* DESCRIPTION OF THE TASK *
Omit all pictures and give the records below again exactly as written.

* DATA *
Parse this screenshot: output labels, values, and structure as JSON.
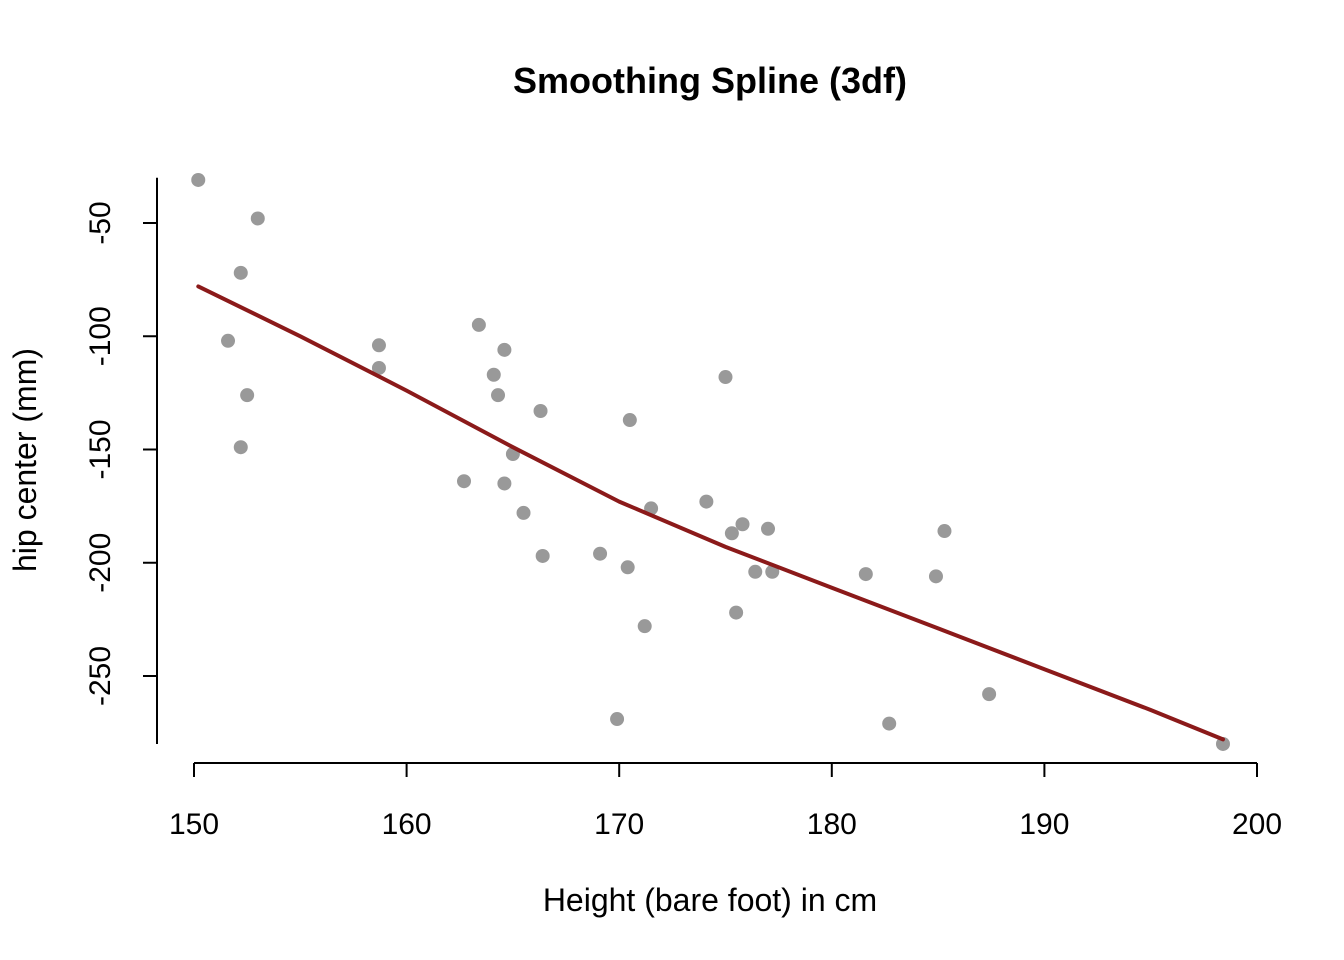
{
  "chart_data": {
    "type": "scatter",
    "title": "Smoothing Spline (3df)",
    "xlabel": "Height (bare foot) in cm",
    "ylabel": "hip center (mm)",
    "xlim": [
      150,
      200
    ],
    "ylim": [
      -280,
      -30
    ],
    "x_ticks": [
      150,
      160,
      170,
      180,
      190,
      200
    ],
    "y_ticks": [
      -50,
      -100,
      -150,
      -200,
      -250
    ],
    "grid": false,
    "legend": "none",
    "colors": {
      "points": "#999999",
      "line": "#8b1a1a"
    },
    "series": [
      {
        "type": "scatter",
        "points": [
          [
            150.2,
            -31
          ],
          [
            153.0,
            -48
          ],
          [
            152.2,
            -72
          ],
          [
            151.6,
            -102
          ],
          [
            152.5,
            -126
          ],
          [
            152.2,
            -149
          ],
          [
            158.7,
            -104
          ],
          [
            158.7,
            -114
          ],
          [
            163.4,
            -95
          ],
          [
            164.6,
            -106
          ],
          [
            164.1,
            -117
          ],
          [
            164.3,
            -126
          ],
          [
            166.3,
            -133
          ],
          [
            165.0,
            -152
          ],
          [
            162.7,
            -164
          ],
          [
            164.6,
            -165
          ],
          [
            165.5,
            -178
          ],
          [
            166.4,
            -197
          ],
          [
            169.1,
            -196
          ],
          [
            170.5,
            -137
          ],
          [
            170.4,
            -202
          ],
          [
            171.5,
            -176
          ],
          [
            171.2,
            -228
          ],
          [
            169.9,
            -269
          ],
          [
            174.1,
            -173
          ],
          [
            175.0,
            -118
          ],
          [
            175.8,
            -183
          ],
          [
            175.3,
            -187
          ],
          [
            177.0,
            -185
          ],
          [
            176.4,
            -204
          ],
          [
            177.2,
            -204
          ],
          [
            175.5,
            -222
          ],
          [
            181.6,
            -205
          ],
          [
            185.3,
            -186
          ],
          [
            184.9,
            -206
          ],
          [
            187.4,
            -258
          ],
          [
            182.7,
            -271
          ],
          [
            198.4,
            -280
          ]
        ]
      },
      {
        "type": "line",
        "points": [
          [
            150.2,
            -78
          ],
          [
            155,
            -100
          ],
          [
            160,
            -124
          ],
          [
            165,
            -149
          ],
          [
            170,
            -173
          ],
          [
            175,
            -193
          ],
          [
            180,
            -211
          ],
          [
            185,
            -229
          ],
          [
            190,
            -247
          ],
          [
            195,
            -265
          ],
          [
            198.4,
            -278
          ]
        ]
      }
    ]
  }
}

* SOLUTION FOR THIS EXERCISE *
Parse this screenshot: output labels, values, and structure as JSON.
{
  "chart_data": {
    "type": "scatter",
    "title": "Smoothing Spline (3df)",
    "xlabel": "Height (bare foot) in cm",
    "ylabel": "hip center (mm)",
    "xlim": [
      150,
      200
    ],
    "ylim": [
      -280,
      -30
    ],
    "x_ticks": [
      150,
      160,
      170,
      180,
      190,
      200
    ],
    "y_ticks": [
      -50,
      -100,
      -150,
      -200,
      -250
    ],
    "grid": false,
    "legend": "none",
    "colors": {
      "points": "#999999",
      "line": "#8b1a1a"
    },
    "series": [
      {
        "type": "scatter",
        "points": [
          [
            150.2,
            -31
          ],
          [
            153.0,
            -48
          ],
          [
            152.2,
            -72
          ],
          [
            151.6,
            -102
          ],
          [
            152.5,
            -126
          ],
          [
            152.2,
            -149
          ],
          [
            158.7,
            -104
          ],
          [
            158.7,
            -114
          ],
          [
            163.4,
            -95
          ],
          [
            164.6,
            -106
          ],
          [
            164.1,
            -117
          ],
          [
            164.3,
            -126
          ],
          [
            166.3,
            -133
          ],
          [
            165.0,
            -152
          ],
          [
            162.7,
            -164
          ],
          [
            164.6,
            -165
          ],
          [
            165.5,
            -178
          ],
          [
            166.4,
            -197
          ],
          [
            169.1,
            -196
          ],
          [
            170.5,
            -137
          ],
          [
            170.4,
            -202
          ],
          [
            171.5,
            -176
          ],
          [
            171.2,
            -228
          ],
          [
            169.9,
            -269
          ],
          [
            174.1,
            -173
          ],
          [
            175.0,
            -118
          ],
          [
            175.8,
            -183
          ],
          [
            175.3,
            -187
          ],
          [
            177.0,
            -185
          ],
          [
            176.4,
            -204
          ],
          [
            177.2,
            -204
          ],
          [
            175.5,
            -222
          ],
          [
            181.6,
            -205
          ],
          [
            185.3,
            -186
          ],
          [
            184.9,
            -206
          ],
          [
            187.4,
            -258
          ],
          [
            182.7,
            -271
          ],
          [
            198.4,
            -280
          ]
        ]
      },
      {
        "type": "line",
        "points": [
          [
            150.2,
            -78
          ],
          [
            155,
            -100
          ],
          [
            160,
            -124
          ],
          [
            165,
            -149
          ],
          [
            170,
            -173
          ],
          [
            175,
            -193
          ],
          [
            180,
            -211
          ],
          [
            185,
            -229
          ],
          [
            190,
            -247
          ],
          [
            195,
            -265
          ],
          [
            198.4,
            -278
          ]
        ]
      }
    ]
  }
}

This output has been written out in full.